WHAT THE TASK REQUIRES: Can you render the lines below as a numbered list, dropping any blank lines and leaving the pictures out?
-- begin ENTRIES SUPPLIED --
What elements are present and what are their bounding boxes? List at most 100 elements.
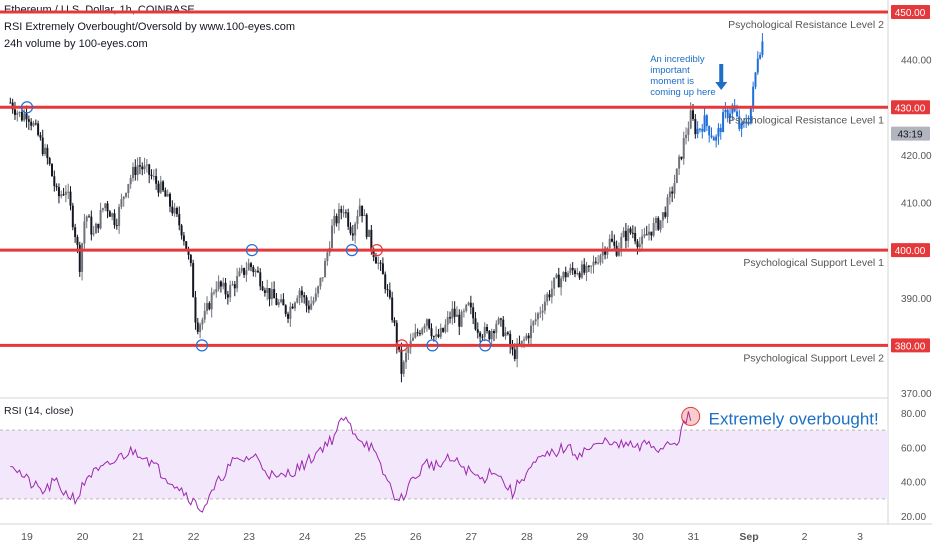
candle-body — [23, 113, 26, 121]
candle — [710, 127, 713, 139]
candle-body — [180, 225, 183, 236]
candle — [446, 311, 449, 333]
candle — [351, 224, 354, 241]
candle — [654, 216, 657, 231]
candle — [511, 339, 514, 356]
candle — [94, 222, 97, 234]
candle-body — [557, 274, 560, 288]
candle — [99, 202, 102, 230]
candle — [175, 206, 178, 218]
candle-body — [136, 165, 139, 175]
candle-body — [349, 226, 352, 234]
candle-body — [259, 272, 262, 287]
candle — [548, 290, 551, 301]
candle-body — [374, 257, 377, 264]
candle — [178, 206, 181, 231]
candle — [192, 259, 195, 298]
candle — [747, 115, 750, 126]
candle — [333, 209, 336, 234]
candle-body — [18, 111, 21, 113]
candle-body — [298, 290, 301, 299]
candle — [754, 71, 757, 90]
candle-body — [88, 216, 91, 218]
candle-body — [226, 294, 229, 298]
candle-body — [715, 136, 718, 141]
candle — [604, 246, 607, 260]
level-price-tag — [891, 338, 930, 353]
candle — [319, 277, 322, 290]
candle — [761, 33, 764, 58]
candle-body — [761, 41, 764, 56]
candle — [41, 129, 44, 157]
candle-body — [85, 216, 88, 222]
candle — [342, 205, 345, 218]
current-price-tag-text: 43:19 — [897, 130, 922, 141]
level-price-tag — [891, 243, 930, 258]
candle — [282, 293, 285, 306]
candle-body — [599, 255, 602, 263]
candle — [416, 328, 419, 337]
candle — [557, 267, 560, 288]
candle-body — [689, 110, 692, 129]
candle — [92, 225, 95, 237]
candle — [363, 209, 366, 217]
candle — [157, 180, 160, 197]
candle — [298, 287, 301, 306]
date-tick-label: 31 — [688, 531, 700, 543]
candle-body — [631, 232, 634, 234]
candle — [330, 219, 333, 249]
candle-body — [381, 263, 384, 275]
candle — [488, 330, 491, 341]
candle-body — [416, 332, 419, 334]
candle-body — [747, 123, 750, 125]
candle-body — [319, 277, 322, 287]
candle-body — [291, 306, 294, 309]
candle-body — [467, 302, 470, 305]
candle — [504, 327, 507, 340]
candle — [525, 333, 528, 341]
candle-body — [159, 181, 162, 193]
candle — [611, 230, 614, 243]
candle — [335, 213, 338, 227]
candle-body — [162, 181, 165, 191]
level-touch-marker — [20, 101, 34, 114]
candle-body — [30, 121, 33, 126]
candle — [694, 114, 697, 139]
candle-body — [372, 249, 375, 258]
candle — [150, 169, 153, 180]
candle-body — [504, 332, 507, 337]
candle-body — [511, 346, 514, 350]
candle-body — [506, 332, 509, 334]
candle — [712, 135, 715, 141]
candle-body — [430, 328, 433, 337]
candle — [458, 309, 461, 336]
candle-body — [71, 205, 74, 228]
candle — [83, 213, 86, 249]
candle-body — [293, 302, 296, 309]
candle — [155, 168, 158, 190]
candle-body — [212, 292, 215, 294]
candle-body — [92, 233, 95, 235]
candle-body — [520, 340, 523, 345]
candle-body — [356, 215, 359, 224]
candle-body — [597, 262, 600, 264]
candle — [613, 234, 616, 251]
candle-body — [201, 319, 204, 325]
candle-body — [583, 264, 586, 273]
candle-body — [219, 281, 222, 287]
candle-body — [539, 312, 542, 314]
candle — [78, 241, 81, 277]
candle-body — [118, 206, 121, 226]
candle — [108, 209, 111, 217]
candle — [381, 257, 384, 275]
candle-body — [74, 227, 77, 238]
rsi-tick-label: 20.00 — [901, 512, 926, 523]
candle-body — [437, 334, 440, 337]
candle-body — [705, 115, 708, 127]
candle-body — [562, 272, 565, 279]
candle-body — [41, 137, 44, 155]
candle-body — [238, 271, 241, 277]
candle — [106, 200, 109, 219]
level-touch-marker — [426, 339, 439, 352]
-- end ENTRIES SUPPLIED --
COMPLETED EXERCISE:
1. What elements are present and what are their bounding boxes? List at most 100 elements.
2. candle-body — [23, 113, 26, 121]
3. candle — [710, 127, 713, 139]
4. candle-body — [180, 225, 183, 236]
5. candle — [446, 311, 449, 333]
6. candle — [351, 224, 354, 241]
7. candle — [654, 216, 657, 231]
8. candle — [511, 339, 514, 356]
9. candle — [94, 222, 97, 234]
10. candle-body — [557, 274, 560, 288]
11. candle — [99, 202, 102, 230]
12. candle — [175, 206, 178, 218]
13. candle-body — [136, 165, 139, 175]
14. candle-body — [349, 226, 352, 234]
15. candle-body — [259, 272, 262, 287]
16. candle — [548, 290, 551, 301]
17. candle-body — [374, 257, 377, 264]
18. candle — [178, 206, 181, 231]
19. candle — [192, 259, 195, 298]
20. candle — [747, 115, 750, 126]
21. candle — [333, 209, 336, 234]
22. candle-body — [18, 111, 21, 113]
23. candle-body — [298, 290, 301, 299]
24. candle — [754, 71, 757, 90]
25. candle-body — [88, 216, 91, 218]
26. candle-body — [226, 294, 229, 298]
27. candle-body — [715, 136, 718, 141]
28. candle — [604, 246, 607, 260]
29. level-price-tag — [891, 338, 930, 353]
30. candle — [319, 277, 322, 290]
31. candle — [761, 33, 764, 58]
32. candle-body — [761, 41, 764, 56]
33. candle — [41, 129, 44, 157]
34. candle-body — [85, 216, 88, 222]
35. candle — [342, 205, 345, 218]
36. current-price-tag-text: 43:19 — [897, 130, 922, 141]
37. level-price-tag — [891, 243, 930, 258]
38. candle — [282, 293, 285, 306]
39. candle-body — [599, 255, 602, 263]
40. candle — [416, 328, 419, 337]
41. candle — [557, 267, 560, 288]
42. candle-body — [689, 110, 692, 129]
43. candle — [92, 225, 95, 237]
44. candle — [363, 209, 366, 217]
45. candle — [157, 180, 160, 197]
46. candle — [298, 287, 301, 306]
47. date-tick-label: 31 — [688, 531, 700, 543]
48. candle-body — [631, 232, 634, 234]
49. candle — [330, 219, 333, 249]
50. candle-body — [381, 263, 384, 275]
51. candle — [488, 330, 491, 341]
52. candle-body — [416, 332, 419, 334]
53. candle-body — [747, 123, 750, 125]
54. candle-body — [319, 277, 322, 287]
55. candle-body — [291, 306, 294, 309]
56. candle-body — [467, 302, 470, 305]
57. candle — [504, 327, 507, 340]
58. candle — [525, 333, 528, 341]
59. candle-body — [159, 181, 162, 193]
60. candle — [611, 230, 614, 243]
61. candle — [335, 213, 338, 227]
62. candle-body — [162, 181, 165, 191]
63. level-touch-marker — [20, 101, 34, 114]
64. candle-body — [30, 121, 33, 126]
65. candle — [694, 114, 697, 139]
66. candle-body — [372, 249, 375, 258]
67. candle — [150, 169, 153, 180]
68. candle-body — [504, 332, 507, 337]
69. candle-body — [511, 346, 514, 350]
70. candle-body — [506, 332, 509, 334]
71. candle — [712, 135, 715, 141]
72. candle-body — [430, 328, 433, 337]
73. candle — [458, 309, 461, 336]
74. candle-body — [71, 205, 74, 228]
75. candle — [83, 213, 86, 249]
76. candle-body — [293, 302, 296, 309]
77. candle — [155, 168, 158, 190]
78. candle-body — [212, 292, 215, 294]
79. candle-body — [92, 233, 95, 235]
80. candle-body — [520, 340, 523, 345]
81. candle-body — [356, 215, 359, 224]
82. candle-body — [597, 262, 600, 264]
83. candle — [613, 234, 616, 251]
84. candle-body — [201, 319, 204, 325]
85. candle-body — [583, 264, 586, 273]
86. candle-body — [219, 281, 222, 287]
87. candle-body — [539, 312, 542, 314]
88. candle — [78, 241, 81, 277]
89. candle-body — [118, 206, 121, 226]
90. candle — [108, 209, 111, 217]
91. candle — [381, 257, 384, 275]
92. candle-body — [74, 227, 77, 238]
93. rsi-tick-label: 20.00 — [901, 512, 926, 523]
94. candle-body — [437, 334, 440, 337]
95. candle-body — [705, 115, 708, 127]
96. candle-body — [562, 272, 565, 279]
97. candle-body — [41, 137, 44, 155]
98. candle-body — [238, 271, 241, 277]
99. candle — [106, 200, 109, 219]
100. level-touch-marker — [426, 339, 439, 352]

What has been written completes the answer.